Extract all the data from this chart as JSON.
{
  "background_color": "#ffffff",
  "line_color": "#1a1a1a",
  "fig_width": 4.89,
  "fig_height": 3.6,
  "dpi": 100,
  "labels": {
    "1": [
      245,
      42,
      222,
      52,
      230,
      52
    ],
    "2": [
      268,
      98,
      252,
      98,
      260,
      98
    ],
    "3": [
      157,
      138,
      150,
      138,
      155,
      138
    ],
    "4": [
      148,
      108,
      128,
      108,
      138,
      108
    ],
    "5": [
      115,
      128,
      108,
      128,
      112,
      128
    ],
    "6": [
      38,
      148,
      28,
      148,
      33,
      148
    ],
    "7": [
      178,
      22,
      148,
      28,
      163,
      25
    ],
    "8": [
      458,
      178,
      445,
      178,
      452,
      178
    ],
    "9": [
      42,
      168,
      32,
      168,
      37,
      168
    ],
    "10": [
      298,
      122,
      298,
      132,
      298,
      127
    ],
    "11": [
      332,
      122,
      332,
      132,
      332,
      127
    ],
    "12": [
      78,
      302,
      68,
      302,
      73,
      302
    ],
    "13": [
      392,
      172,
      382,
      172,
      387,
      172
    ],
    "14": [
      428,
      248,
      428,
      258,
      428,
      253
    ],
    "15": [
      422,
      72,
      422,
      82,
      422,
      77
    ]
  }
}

^^^^

### Aim of the exercise
Each line above must be printed exactly as it appears.

### Output below
Extract all the data from this chart as JSON.
{
  "background_color": "#ffffff",
  "line_color": "#1a1a1a",
  "fig_width": 4.89,
  "fig_height": 3.6,
  "dpi": 100,
  "labels": {
    "1": [
      245,
      42,
      222,
      52,
      230,
      52
    ],
    "2": [
      268,
      98,
      252,
      98,
      260,
      98
    ],
    "3": [
      157,
      138,
      150,
      138,
      155,
      138
    ],
    "4": [
      148,
      108,
      128,
      108,
      138,
      108
    ],
    "5": [
      115,
      128,
      108,
      128,
      112,
      128
    ],
    "6": [
      38,
      148,
      28,
      148,
      33,
      148
    ],
    "7": [
      178,
      22,
      148,
      28,
      163,
      25
    ],
    "8": [
      458,
      178,
      445,
      178,
      452,
      178
    ],
    "9": [
      42,
      168,
      32,
      168,
      37,
      168
    ],
    "10": [
      298,
      122,
      298,
      132,
      298,
      127
    ],
    "11": [
      332,
      122,
      332,
      132,
      332,
      127
    ],
    "12": [
      78,
      302,
      68,
      302,
      73,
      302
    ],
    "13": [
      392,
      172,
      382,
      172,
      387,
      172
    ],
    "14": [
      428,
      248,
      428,
      258,
      428,
      253
    ],
    "15": [
      422,
      72,
      422,
      82,
      422,
      77
    ]
  }
}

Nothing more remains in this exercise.